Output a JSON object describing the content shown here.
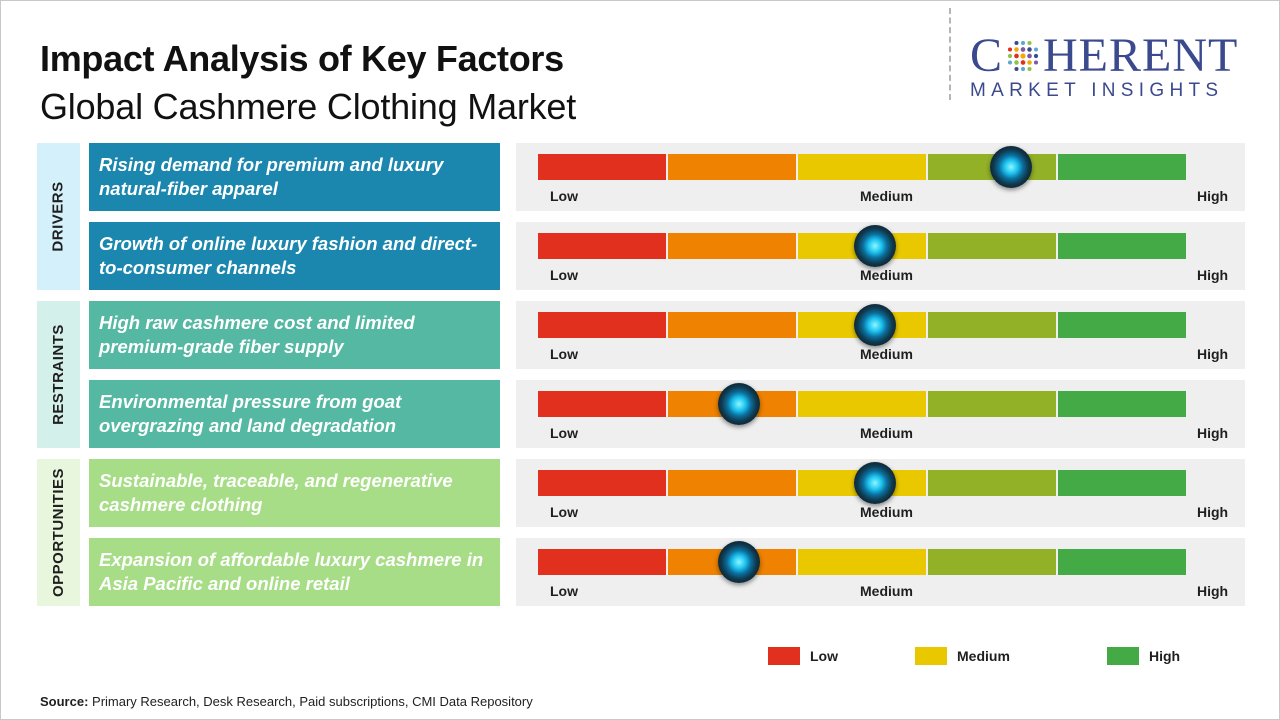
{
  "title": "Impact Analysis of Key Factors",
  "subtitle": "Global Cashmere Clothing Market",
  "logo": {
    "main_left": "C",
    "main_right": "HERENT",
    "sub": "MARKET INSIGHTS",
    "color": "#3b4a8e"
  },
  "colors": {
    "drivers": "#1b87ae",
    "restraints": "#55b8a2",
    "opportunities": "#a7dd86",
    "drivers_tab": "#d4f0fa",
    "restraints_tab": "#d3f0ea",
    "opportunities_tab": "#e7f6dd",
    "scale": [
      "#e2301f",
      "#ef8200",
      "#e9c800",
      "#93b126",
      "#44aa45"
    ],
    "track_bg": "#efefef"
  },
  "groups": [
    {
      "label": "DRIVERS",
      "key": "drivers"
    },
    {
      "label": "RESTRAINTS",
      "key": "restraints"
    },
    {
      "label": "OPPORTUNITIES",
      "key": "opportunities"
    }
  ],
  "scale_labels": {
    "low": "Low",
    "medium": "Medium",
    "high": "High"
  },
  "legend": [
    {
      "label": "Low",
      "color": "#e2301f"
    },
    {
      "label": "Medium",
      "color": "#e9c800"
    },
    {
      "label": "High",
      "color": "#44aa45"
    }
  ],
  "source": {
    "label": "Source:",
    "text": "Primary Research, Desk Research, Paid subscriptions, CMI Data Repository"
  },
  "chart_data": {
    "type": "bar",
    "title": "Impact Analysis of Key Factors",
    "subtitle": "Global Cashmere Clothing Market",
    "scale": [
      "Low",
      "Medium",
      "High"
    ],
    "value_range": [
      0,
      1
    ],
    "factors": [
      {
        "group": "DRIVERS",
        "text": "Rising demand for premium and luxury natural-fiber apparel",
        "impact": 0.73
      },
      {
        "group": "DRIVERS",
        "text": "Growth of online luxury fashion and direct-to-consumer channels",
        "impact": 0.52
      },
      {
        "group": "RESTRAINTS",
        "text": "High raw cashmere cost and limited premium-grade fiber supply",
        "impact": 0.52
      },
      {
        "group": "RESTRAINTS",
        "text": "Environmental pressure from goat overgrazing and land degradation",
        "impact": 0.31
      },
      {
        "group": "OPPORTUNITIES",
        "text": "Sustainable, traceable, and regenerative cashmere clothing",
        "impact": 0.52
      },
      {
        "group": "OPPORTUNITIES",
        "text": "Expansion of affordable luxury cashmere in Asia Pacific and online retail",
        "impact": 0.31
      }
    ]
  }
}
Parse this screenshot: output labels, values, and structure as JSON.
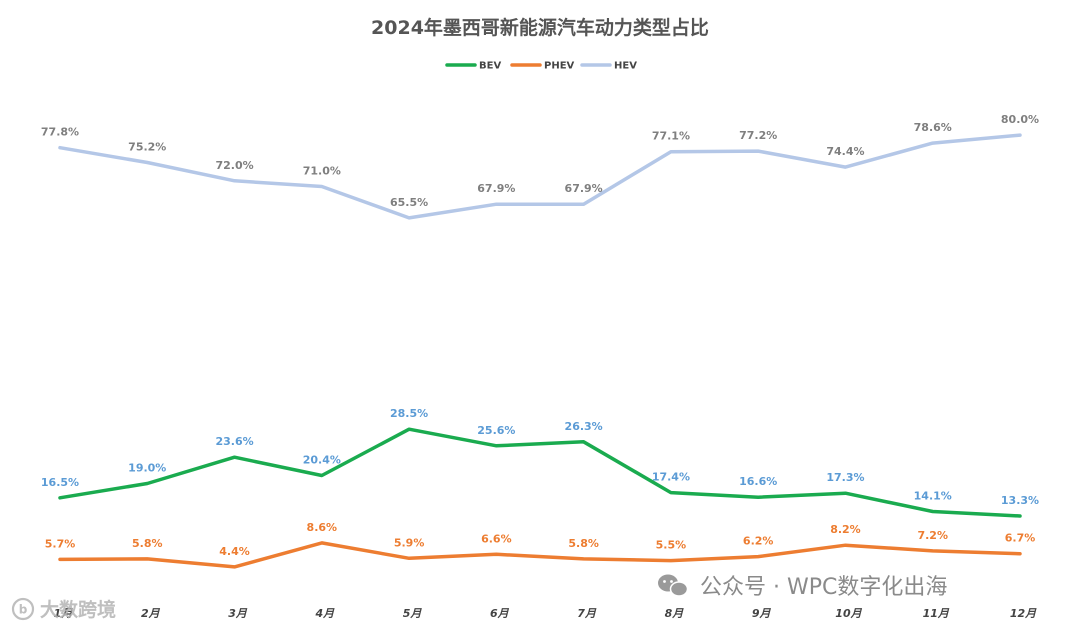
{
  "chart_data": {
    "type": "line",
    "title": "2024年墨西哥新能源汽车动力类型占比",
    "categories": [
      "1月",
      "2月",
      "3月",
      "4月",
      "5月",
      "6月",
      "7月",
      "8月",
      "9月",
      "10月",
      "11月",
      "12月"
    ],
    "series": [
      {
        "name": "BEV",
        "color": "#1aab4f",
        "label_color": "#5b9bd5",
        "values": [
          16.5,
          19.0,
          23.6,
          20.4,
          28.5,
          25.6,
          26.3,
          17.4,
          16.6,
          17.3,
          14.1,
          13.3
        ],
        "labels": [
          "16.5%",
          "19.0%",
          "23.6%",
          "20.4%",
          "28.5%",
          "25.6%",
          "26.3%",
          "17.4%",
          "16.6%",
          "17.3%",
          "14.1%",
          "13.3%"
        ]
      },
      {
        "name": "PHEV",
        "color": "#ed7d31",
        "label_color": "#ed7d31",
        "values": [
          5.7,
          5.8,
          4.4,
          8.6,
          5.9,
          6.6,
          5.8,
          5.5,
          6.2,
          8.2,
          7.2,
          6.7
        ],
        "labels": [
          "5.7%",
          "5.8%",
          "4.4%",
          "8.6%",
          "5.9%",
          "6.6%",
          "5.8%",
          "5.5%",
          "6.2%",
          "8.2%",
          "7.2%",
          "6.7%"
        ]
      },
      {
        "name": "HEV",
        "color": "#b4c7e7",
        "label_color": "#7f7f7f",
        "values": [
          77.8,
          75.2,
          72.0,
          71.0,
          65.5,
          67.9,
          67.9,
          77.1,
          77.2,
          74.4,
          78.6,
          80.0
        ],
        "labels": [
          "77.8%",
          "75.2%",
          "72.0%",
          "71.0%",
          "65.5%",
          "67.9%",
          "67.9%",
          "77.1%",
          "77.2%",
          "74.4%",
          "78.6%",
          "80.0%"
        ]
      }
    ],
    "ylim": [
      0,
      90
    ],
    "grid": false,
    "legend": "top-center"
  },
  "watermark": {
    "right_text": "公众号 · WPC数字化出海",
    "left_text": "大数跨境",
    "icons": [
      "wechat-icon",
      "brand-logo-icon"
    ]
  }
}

### TASK INSTRUCTIONS
Check each line above for "JSON" and return the ones that have it.

### ANSWER TO THIS PROBLEM
Output a JSON object describing the content shown here.
Parse this screenshot: output labels, values, and structure as JSON.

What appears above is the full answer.